EXERCISE AIM:
Extract all of the entries and set them down verbatim.

━━━━━ RECORDS FOR THIS TASK ━━━━━

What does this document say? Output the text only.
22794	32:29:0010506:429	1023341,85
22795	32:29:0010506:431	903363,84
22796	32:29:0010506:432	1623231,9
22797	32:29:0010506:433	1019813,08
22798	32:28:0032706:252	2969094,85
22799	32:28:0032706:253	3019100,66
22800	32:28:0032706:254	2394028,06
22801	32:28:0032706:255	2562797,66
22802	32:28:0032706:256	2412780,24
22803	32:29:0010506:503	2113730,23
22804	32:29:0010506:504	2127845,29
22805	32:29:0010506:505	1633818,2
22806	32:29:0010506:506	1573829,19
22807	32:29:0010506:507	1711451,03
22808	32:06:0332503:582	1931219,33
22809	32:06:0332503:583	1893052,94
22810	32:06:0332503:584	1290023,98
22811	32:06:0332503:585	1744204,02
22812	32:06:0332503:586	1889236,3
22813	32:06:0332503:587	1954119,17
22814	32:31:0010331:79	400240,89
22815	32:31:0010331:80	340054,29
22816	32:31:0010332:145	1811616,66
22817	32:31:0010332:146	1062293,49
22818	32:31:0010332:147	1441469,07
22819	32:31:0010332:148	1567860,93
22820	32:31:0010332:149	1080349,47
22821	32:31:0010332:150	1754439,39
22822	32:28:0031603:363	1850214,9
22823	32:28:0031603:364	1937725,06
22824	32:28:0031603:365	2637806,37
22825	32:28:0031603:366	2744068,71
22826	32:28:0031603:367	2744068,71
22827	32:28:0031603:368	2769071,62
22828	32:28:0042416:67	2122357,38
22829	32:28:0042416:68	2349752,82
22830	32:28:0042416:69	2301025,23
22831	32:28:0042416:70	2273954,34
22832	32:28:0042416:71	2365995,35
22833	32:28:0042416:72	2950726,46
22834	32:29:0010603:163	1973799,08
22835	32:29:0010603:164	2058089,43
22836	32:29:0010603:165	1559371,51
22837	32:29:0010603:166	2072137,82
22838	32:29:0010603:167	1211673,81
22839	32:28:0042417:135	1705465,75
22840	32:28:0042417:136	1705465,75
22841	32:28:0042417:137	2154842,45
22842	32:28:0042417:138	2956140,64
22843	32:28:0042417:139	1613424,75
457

━━━━━

OUTPUT OF THE TASK:
What does this document say? Output the text only.
22794	32:29:0010506:429	1023341,85
22795	32:29:0010506:431	903363,84
22796	32:29:0010506:432	1623231,9
22797	32:29:0010506:433	1019813,08
22798	32:28:0032706:252	2969094,85
22799	32:28:0032706:253	3019100,66
22800	32:28:0032706:254	2394028,06
22801	32:28:0032706:255	2562797,66
22802	32:28:0032706:256	2412780,24
22803	32:29:0010506:503	2113730,23
22804	32:29:0010506:504	2127845,29
22805	32:29:0010506:505	1633818,2
22806	32:29:0010506:506	1573829,19
22807	32:29:0010506:507	1711451,03
22808	32:06:0332503:582	1931219,33
22809	32:06:0332503:583	1893052,94
22810	32:06:0332503:584	1290023,98
22811	32:06:0332503:585	1744204,02
22812	32:06:0332503:586	1889236,3
22813	32:06:0332503:587	1954119,17
22814	32:31:0010331:79	400240,89
22815	32:31:0010331:80	340054,29
22816	32:31:0010332:145	1811616,66
22817	32:31:0010332:146	1062293,49
22818	32:31:0010332:147	1441469,07
22819	32:31:0010332:148	1567860,93
22820	32:31:0010332:149	1080349,47
22821	32:31:0010332:150	1754439,39
22822	32:28:0031603:363	1850214,9
22823	32:28:0031603:364	1937725,06
22824	32:28:0031603:365	2637806,37
22825	32:28:0031603:366	2744068,71
22826	32:28:0031603:367	2744068,71
22827	32:28:0031603:368	2769071,62
22828	32:28:0042416:67	2122357,38
22829	32:28:0042416:68	2349752,82
22830	32:28:0042416:69	2301025,23
22831	32:28:0042416:70	2273954,34
22832	32:28:0042416:71	2365995,35
22833	32:28:0042416:72	2950726,46
22834	32:29:0010603:163	1973799,08
22835	32:29:0010603:164	2058089,43
22836	32:29:0010603:165	1559371,51
22837	32:29:0010603:166	2072137,82
22838	32:29:0010603:167	1211673,81
22839	32:28:0042417:135	1705465,75
22840	32:28:0042417:136	1705465,75
22841	32:28:0042417:137	2154842,45
22842	32:28:0042417:138	2956140,64
22843	32:28:0042417:139	1613424,75
457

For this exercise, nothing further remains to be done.